**PROMPT**
State how many lines hold the string "spoken". Give the number and nothing else.

**DATA SECTION**
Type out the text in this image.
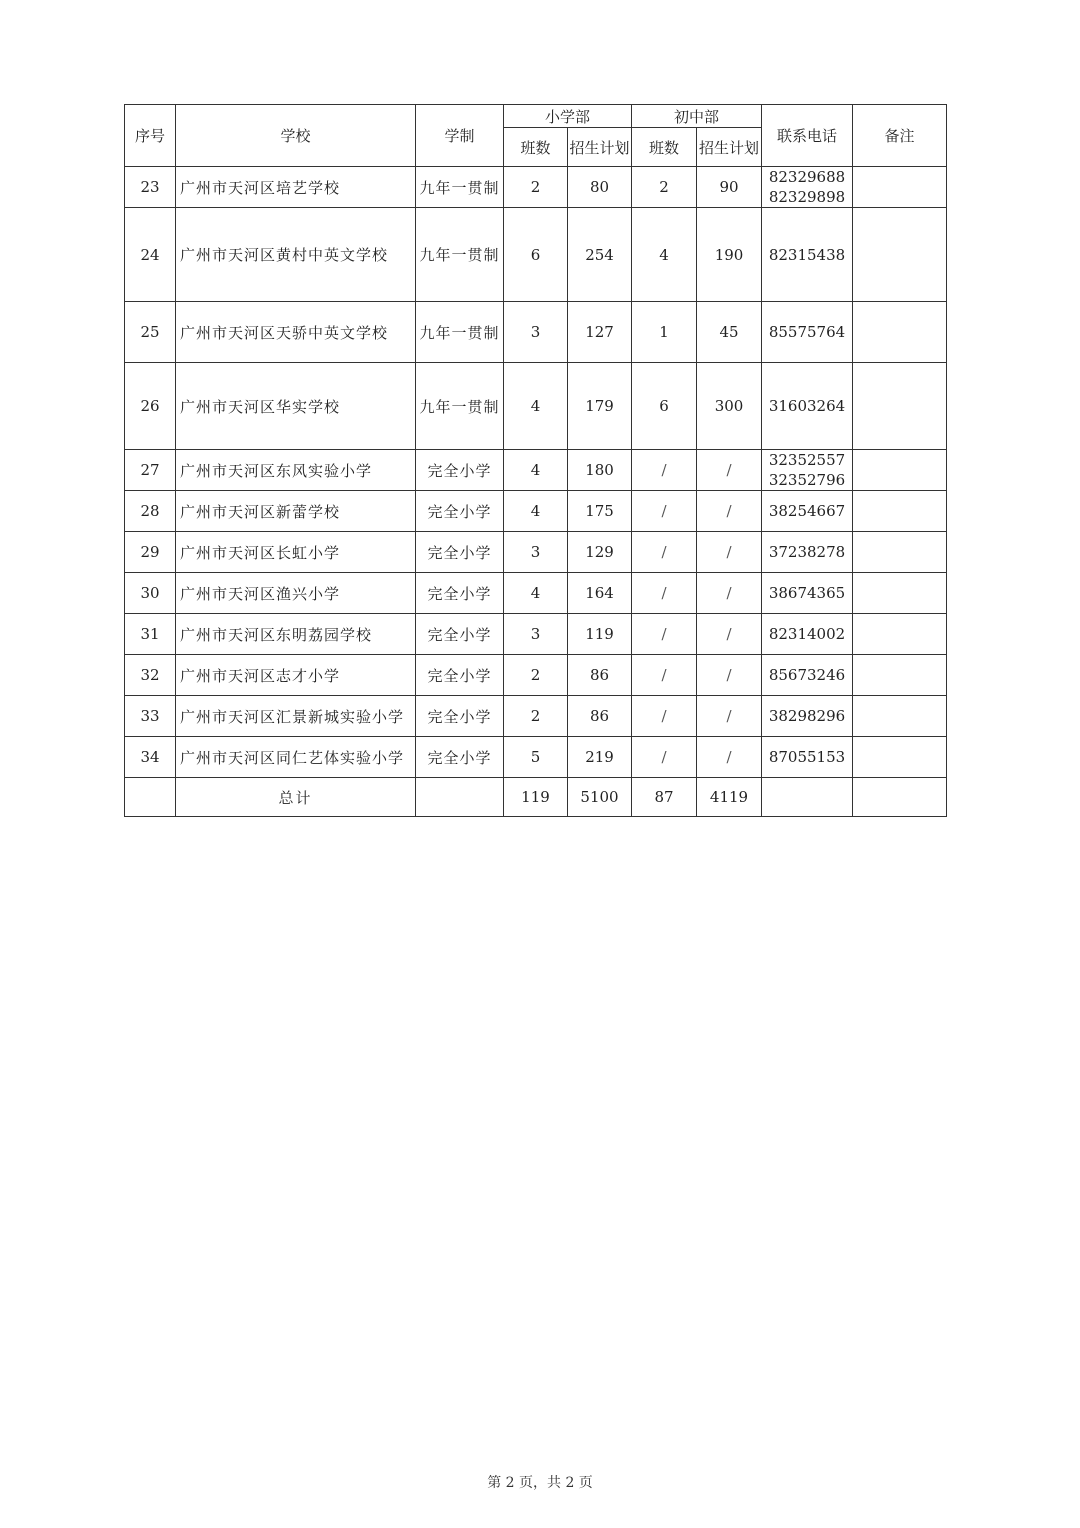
序号	学校	学制	小学部		初中部		联系电话	备注
			班数	招生计划	班数	招生计划		
23	广州市天河区培艺学校	九年一贯制	2	80	2	90	82329688
82329898	

24	广州市天河区黄村中英文学校	九年一贯制	6	254	4	190	82315438	

25	广州市天河区天骄中英文学校	九年一贯制	3	127	1	45	85575764	

26	广州市天河区华实学校	九年一贯制	4	179	6	300	31603264	

27	广州市天河区东风实验小学	完全小学	4	180	/	/	32352557
32352796	

28	广州市天河区新蕾学校	完全小学	4	175	/	/	38254667	

29	广州市天河区长虹小学	完全小学	3	129	/	/	37238278	

30	广州市天河区渔兴小学	完全小学	4	164	/	/	38674365	

31	广州市天河区东明荔园学校	完全小学	3	119	/	/	82314002	

32	广州市天河区志才小学	完全小学	2	86	/	/	85673246	

33	广州市天河区汇景新城实验小学	完全小学	2	86	/	/	38298296	

34	广州市天河区同仁艺体实验小学	完全小学	5	219	/	/	87055153	

	总计		119	5100	87	4119		
第 2 页，共 2 页
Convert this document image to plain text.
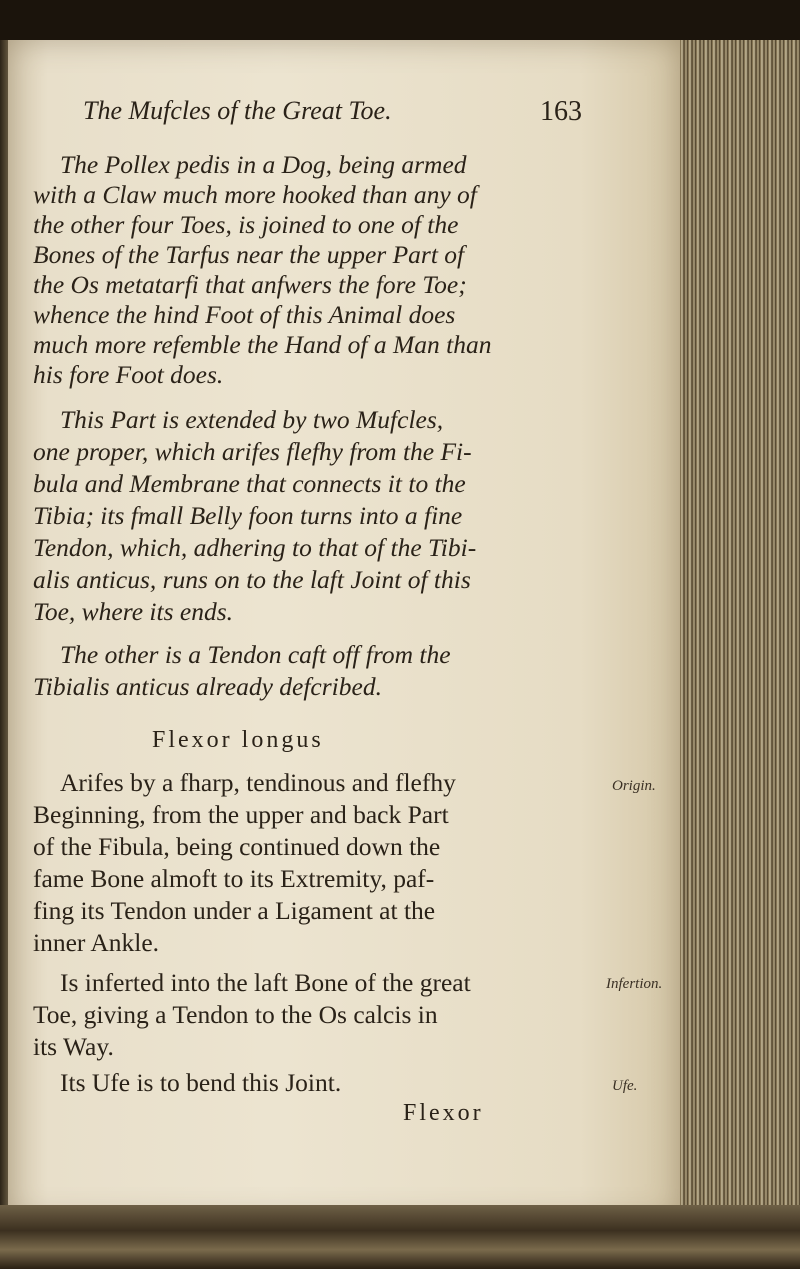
The Mufcles of the Great Toe.	163
The Pollex pedis in a Dog, being armed
with a Claw much more hooked than any of
the other four Toes, is joined to one of the
Bones of the Tarfus near the upper Part of
the Os metatarfi that anfwers the fore Toe;
whence the hind Foot of this Animal does
much more refemble the Hand of a Man than
his fore Foot does.
This Part is extended by two Mufcles,
one proper, which arifes flefhy from the Fi-
bula and Membrane that connects it to the
Tibia; its fmall Belly foon turns into a fine
Tendon, which, adhering to that of the Tibi-
alis anticus, runs on to the laft Joint of this
Toe, where its ends.
The other is a Tendon caft off from the
Tibialis anticus already defcribed.
Flexor longus
Arifes by a fharp, tendinous and flefhy
Beginning, from the upper and back Part
of the Fibula, being continued down the
fame Bone almoft to its Extremity, paf-
fing its Tendon under a Ligament at the
inner Ankle.
Origin.
Is inferted into the laft Bone of the great
Toe, giving a Tendon to the Os calcis in
its Way.
Infertion.
Its Ufe is to bend this Joint.	Ufe.
Flexor
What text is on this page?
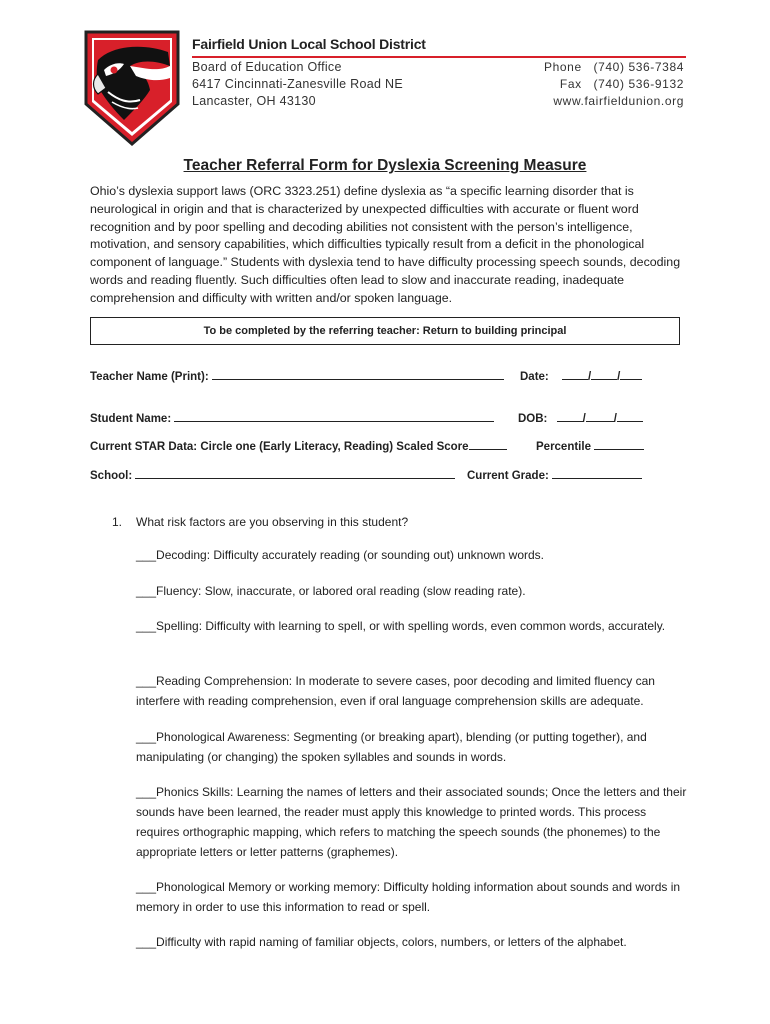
Fairfield Union Local School District
Board of Education Office
6417 Cincinnati-Zanesville Road NE
Lancaster, OH 43130
Phone   (740) 536-7384
Fax   (740) 536-9132
www.fairfieldunion.org
Teacher Referral Form for Dyslexia Screening Measure
Ohio’s dyslexia support laws (ORC 3323.251) define dyslexia as “a specific learning disorder that is neurological in origin and that is characterized by unexpected difficulties with accurate or fluent word recognition and by poor spelling and decoding abilities not consistent with the person’s intelligence, motivation, and sensory capabilities, which difficulties typically result from a deficit in the phonological component of language.” Students with dyslexia tend to have difficulty processing speech sounds, decoding words and reading fluently. Such difficulties often lead to slow and inaccurate reading, inadequate comprehension and difficulty with written and/or spoken language.
To be completed by the referring teacher: Return to building principal
Teacher Name (Print):	Date:	/ /
Student Name:	DOB:	/ /
Current STAR Data: Circle one (Early Literacy, Reading) Scaled Score	Percentile
School:	Current Grade:
1. What risk factors are you observing in this student?
___Decoding: Difficulty accurately reading (or sounding out) unknown words.
___Fluency: Slow, inaccurate, or labored oral reading (slow reading rate).
___Spelling: Difficulty with learning to spell, or with spelling words, even common words, accurately.
___Reading Comprehension: In moderate to severe cases, poor decoding and limited fluency can interfere with reading comprehension, even if oral language comprehension skills are adequate.
___Phonological Awareness: Segmenting (or breaking apart), blending (or putting together), and manipulating (or changing) the spoken syllables and sounds in words.
___Phonics Skills: Learning the names of letters and their associated sounds; Once the letters and their sounds have been learned, the reader must apply this knowledge to printed words. This process requires orthographic mapping, which refers to matching the speech sounds (the phonemes) to the appropriate letters or letter patterns (graphemes).
___Phonological Memory or working memory: Difficulty holding information about sounds and words in memory in order to use this information to read or spell.
___Difficulty with rapid naming of familiar objects, colors, numbers, or letters of the alphabet.
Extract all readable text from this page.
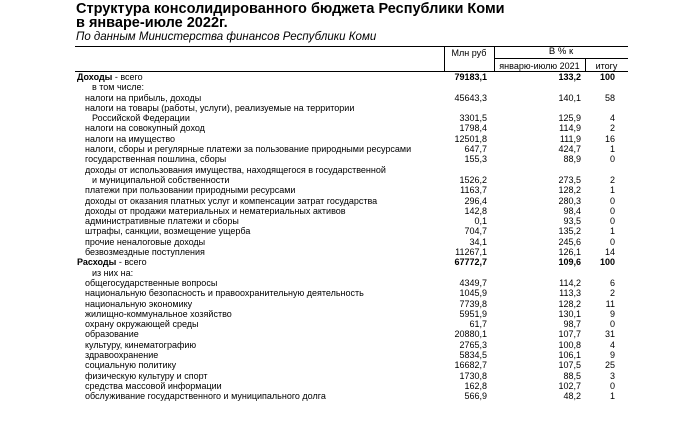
Структура консолидированного бюджета Республики Коми
в январе-июле 2022г.
По данным Министерства финансов Республики Коми
Млн руб	В % к
январю-июлю 2021	итогу
Доходы - всего	79183,1	133,2 100
в том числе:
налоги на прибыль, доходы	45643,3	140,1	58
налоги на товары (работы, услуги), реализуемые на территории
Российской Федерации	3301,5	125,9	4
налоги на совокупный доход	1798,4	114,9	2
налоги на имущество	12501,8	111,9	16
налоги, сборы и регулярные платежи за пользование природными ресурсами	647,7	424,7	1
государственная пошлина, сборы	155,3	88,9	0
доходы от использования имущества, находящегося в государственной
и муниципальной собственности	1526,2	273,5	2
платежи при пользовании природными ресурсами	1163,7	128,2	1
доходы от оказания платных услуг и компенсации затрат государства	296,4	280,3	0
доходы от продажи материальных и нематериальных активов	142,8	98,4	0
административные платежи и сборы	0,1	93,5	0
штрафы, санкции, возмещение ущерба	704,7	135,2	1
прочие неналоговые доходы	34,1	245,6	0
безвозмездные поступления	11267,1	126,1	14
Расходы - всего	67772,7	109,6 100
из них на:
общегосударственные вопросы	4349,7	114,2	6
национальную безопасность и правоохранительную деятельность	1045,9	113,3	2
национальную экономику	7739,8	128,2	11
жилищно-коммунальное хозяйство	5951,9	130,1	9
охрану окружающей среды	61,7	98,7	0
образование	20880,1	107,7	31
культуру, кинематографию	2765,3	100,8	4
здравоохранение	5834,5	106,1	9
социальную политику	16682,7	107,5	25
физическую культуру и спорт	1730,8	88,5	3
средства массовой информации	162,8	102,7	0
обслуживание государственного и муниципального долга	566,9	48,2	1
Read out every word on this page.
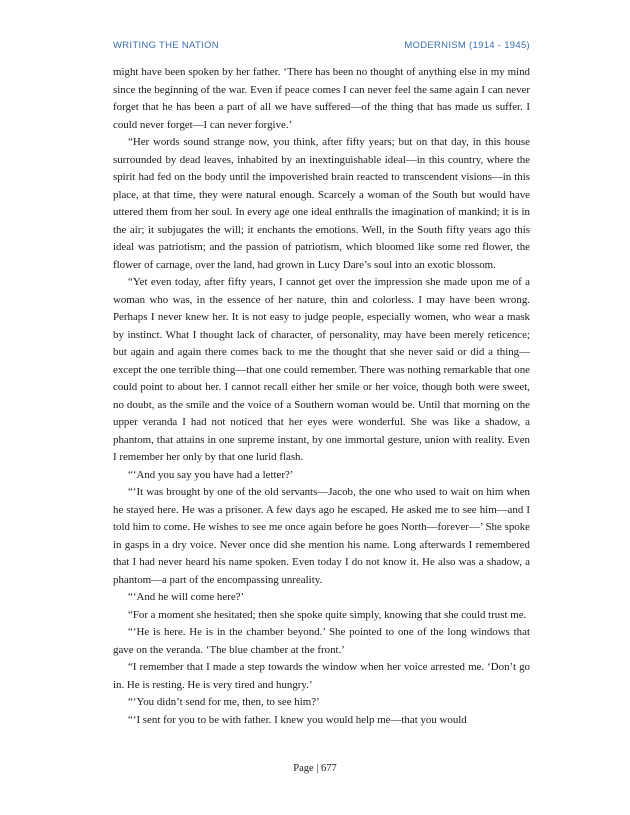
WRITING THE NATION	MODERNISM (1914 - 1945)

might have been spoken by her father. ‘There has been no thought of anything else in my mind since the beginning of the war. Even if peace comes I can never feel the same again I can never forget that he has been a part of all we have suffered—of the thing that has made us suffer. I could never forget—I can never forgive.’

“Her words sound strange now, you think, after fifty years; but on that day, in this house surrounded by dead leaves, inhabited by an inextinguishable ideal—in this country, where the spirit had fed on the body until the impoverished brain reacted to transcendent visions—in this place, at that time, they were natural enough. Scarcely a woman of the South but would have uttered them from her soul. In every age one ideal enthralls the imagination of mankind; it is in the air; it subjugates the will; it enchants the emotions. Well, in the South fifty years ago this ideal was patriotism; and the passion of patriotism, which bloomed like some red flower, the flower of carnage, over the land, had grown in Lucy Dare’s soul into an exotic blossom.

“Yet even today, after fifty years, I cannot get over the impression she made upon me of a woman who was, in the essence of her nature, thin and colorless. I may have been wrong. Perhaps I never knew her. It is not easy to judge people, especially women, who wear a mask by instinct. What I thought lack of character, of personality, may have been merely reticence; but again and again there comes back to me the thought that she never said or did a thing—except the one terrible thing—that one could remember. There was nothing remarkable that one could point to about her. I cannot recall either her smile or her voice, though both were sweet, no doubt, as the smile and the voice of a Southern woman would be. Until that morning on the upper veranda I had not noticed that her eyes were wonderful. She was like a shadow, a phantom, that attains in one supreme instant, by one immortal gesture, union with reality. Even I remember her only by that one lurid flash.

“‘And you say you have had a letter?’

“‘It was brought by one of the old servants—Jacob, the one who used to wait on him when he stayed here. He was a prisoner. A few days ago he escaped. He asked me to see him—and I told him to come. He wishes to see me once again before he goes North—forever—’ She spoke in gasps in a dry voice. Never once did she mention his name. Long afterwards I remembered that I had never heard his name spoken. Even today I do not know it. He also was a shadow, a phantom—a part of the encompassing unreality.

“‘And he will come here?’

“For a moment she hesitated; then she spoke quite simply, knowing that she could trust me.

“‘He is here. He is in the chamber beyond.’ She pointed to one of the long windows that gave on the veranda. ‘The blue chamber at the front.’

“I remember that I made a step towards the window when her voice arrested me. ‘Don’t go in. He is resting. He is very tired and hungry.’

“‘You didn’t send for me, then, to see him?’

“‘I sent for you to be with father. I knew you would help me—that you would

Page | 677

**EXERCISE SOLUTION**
4